■ WHAT TO PRODUCE ■
Keep the wording of each record exactly the same when you repeat it, and leave out pictures.

■ AVAILABLE RECORDS ■
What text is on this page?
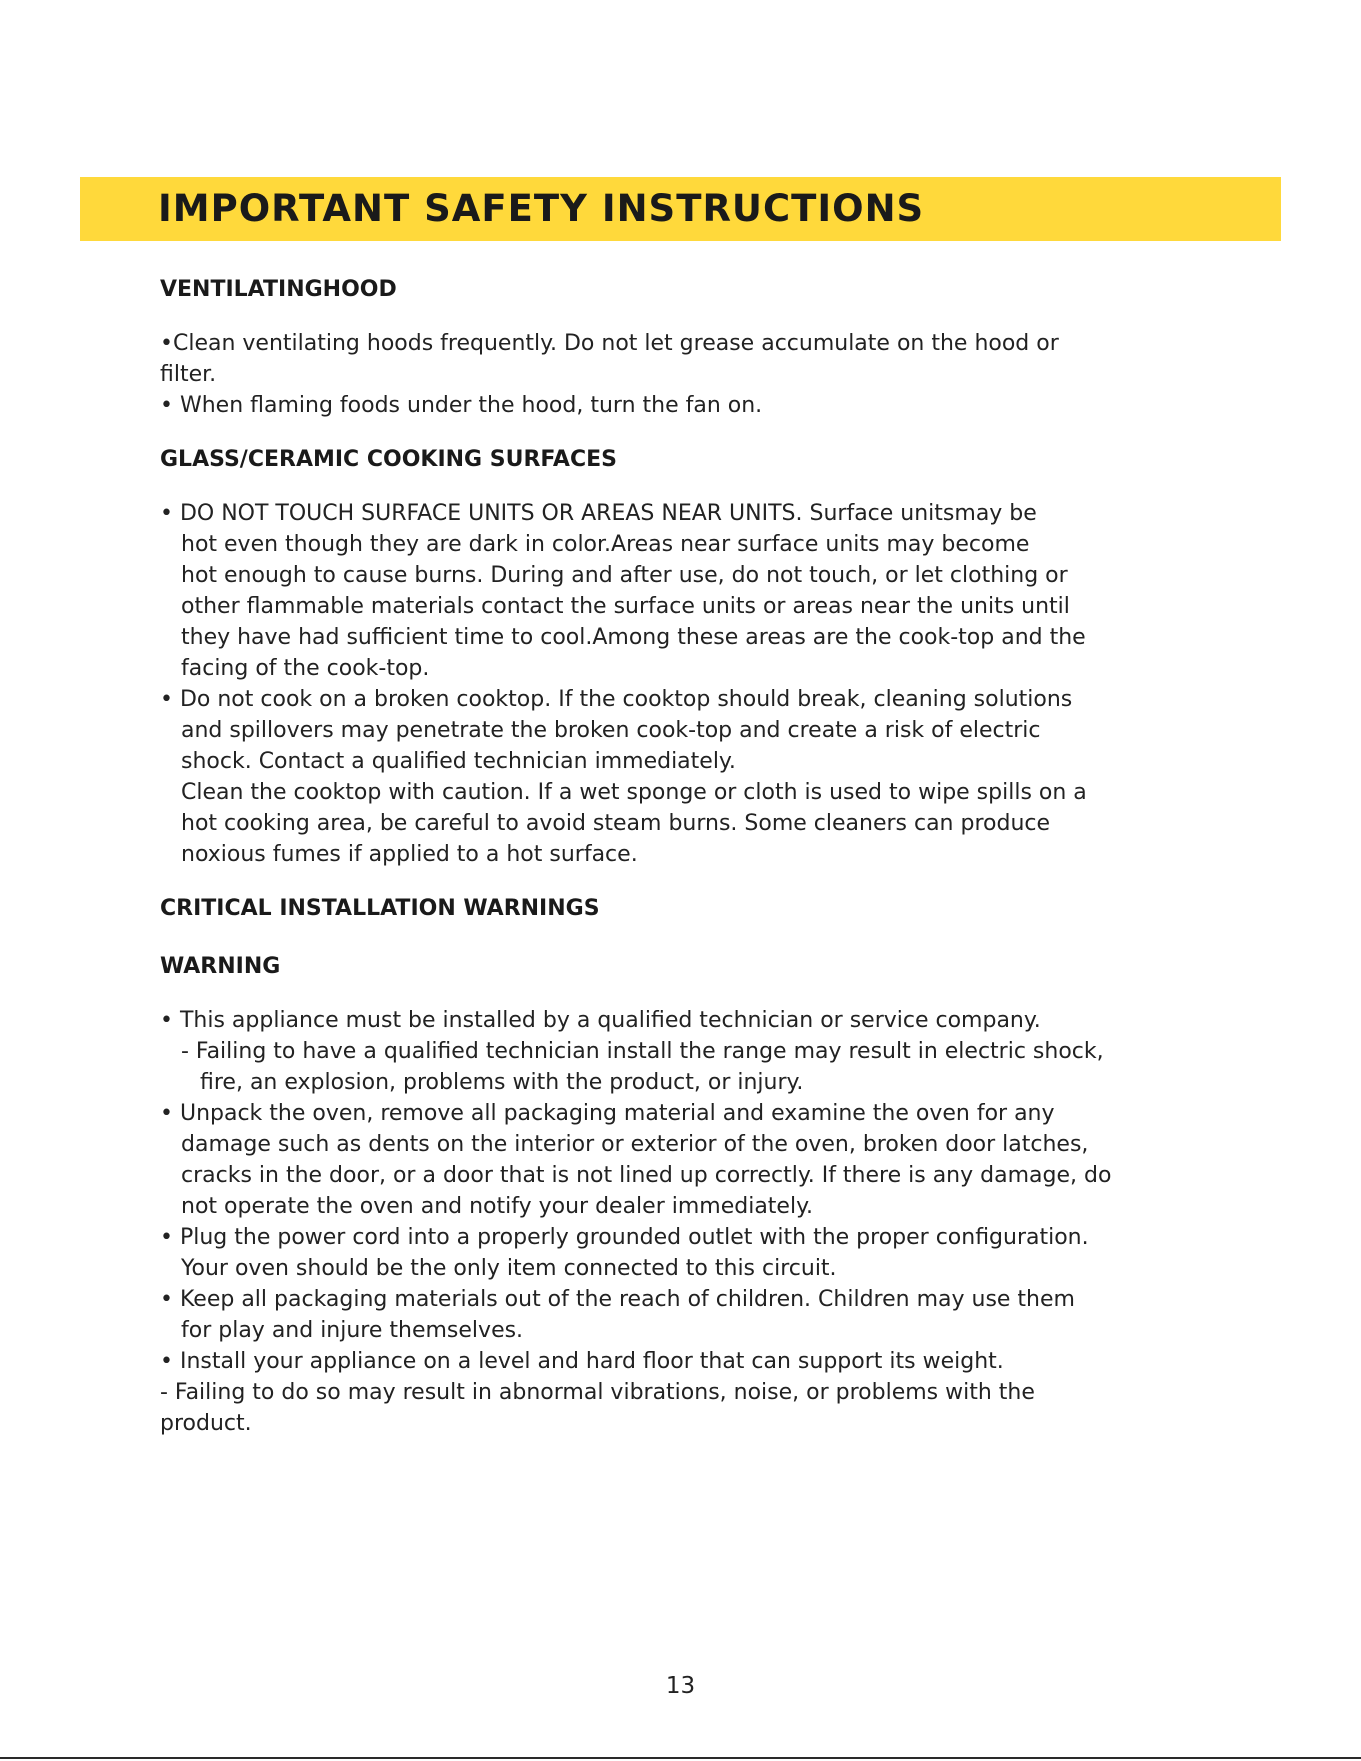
IMPORTANT SAFETY INSTRUCTIONS
VENTILATINGHOOD
•Clean ventilating hoods frequently. Do not let grease accumulate on the hood or
filter.
• When flaming foods under the hood, turn the fan on.
GLASS/CERAMIC COOKING SURFACES
• DO NOT TOUCH SURFACE UNITS OR AREAS NEAR UNITS. Surface unitsmay be
hot even though they are dark in color.Areas near surface units may become
hot enough to cause burns. During and after use, do not touch, or let clothing or
other flammable materials contact the surface units or areas near the units until
they have had sufficient time to cool.Among these areas are the cook-top and the
facing of the cook-top.
• Do not cook on a broken cooktop. If the cooktop should break, cleaning solutions
and spillovers may penetrate the broken cook-top and create a risk of electric
shock. Contact a qualified technician immediately.
Clean the cooktop with caution. If a wet sponge or cloth is used to wipe spills on a
hot cooking area, be careful to avoid steam burns. Some cleaners can produce
noxious fumes if applied to a hot surface.
CRITICAL INSTALLATION WARNINGS
WARNING
• This appliance must be installed by a qualified technician or service company.
- Failing to have a qualified technician install the range may result in electric shock,
fire, an explosion, problems with the product, or injury.
• Unpack the oven, remove all packaging material and examine the oven for any
damage such as dents on the interior or exterior of the oven, broken door latches,
cracks in the door, or a door that is not lined up correctly. If there is any damage, do
not operate the oven and notify your dealer immediately.
• Plug the power cord into a properly grounded outlet with the proper configuration.
Your oven should be the only item connected to this circuit.
• Keep all packaging materials out of the reach of children. Children may use them
for play and injure themselves.
• Install your appliance on a level and hard floor that can support its weight.
- Failing to do so may result in abnormal vibrations, noise, or problems with the
product.
13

■ TASK SOLUTION ■
What text is on this page?
IMPORTANT SAFETY INSTRUCTIONS
VENTILATINGHOOD
•Clean ventilating hoods frequently. Do not let grease accumulate on the hood or
filter.
• When flaming foods under the hood, turn the fan on.
GLASS/CERAMIC COOKING SURFACES
• DO NOT TOUCH SURFACE UNITS OR AREAS NEAR UNITS. Surface unitsmay be
hot even though they are dark in color.Areas near surface units may become
hot enough to cause burns. During and after use, do not touch, or let clothing or
other flammable materials contact the surface units or areas near the units until
they have had sufficient time to cool.Among these areas are the cook-top and the
facing of the cook-top.
• Do not cook on a broken cooktop. If the cooktop should break, cleaning solutions
and spillovers may penetrate the broken cook-top and create a risk of electric
shock. Contact a qualified technician immediately.
Clean the cooktop with caution. If a wet sponge or cloth is used to wipe spills on a
hot cooking area, be careful to avoid steam burns. Some cleaners can produce
noxious fumes if applied to a hot surface.
CRITICAL INSTALLATION WARNINGS
WARNING
• This appliance must be installed by a qualified technician or service company.
- Failing to have a qualified technician install the range may result in electric shock,
fire, an explosion, problems with the product, or injury.
• Unpack the oven, remove all packaging material and examine the oven for any
damage such as dents on the interior or exterior of the oven, broken door latches,
cracks in the door, or a door that is not lined up correctly. If there is any damage, do
not operate the oven and notify your dealer immediately.
• Plug the power cord into a properly grounded outlet with the proper configuration.
Your oven should be the only item connected to this circuit.
• Keep all packaging materials out of the reach of children. Children may use them
for play and injure themselves.
• Install your appliance on a level and hard floor that can support its weight.
- Failing to do so may result in abnormal vibrations, noise, or problems with the
product.
13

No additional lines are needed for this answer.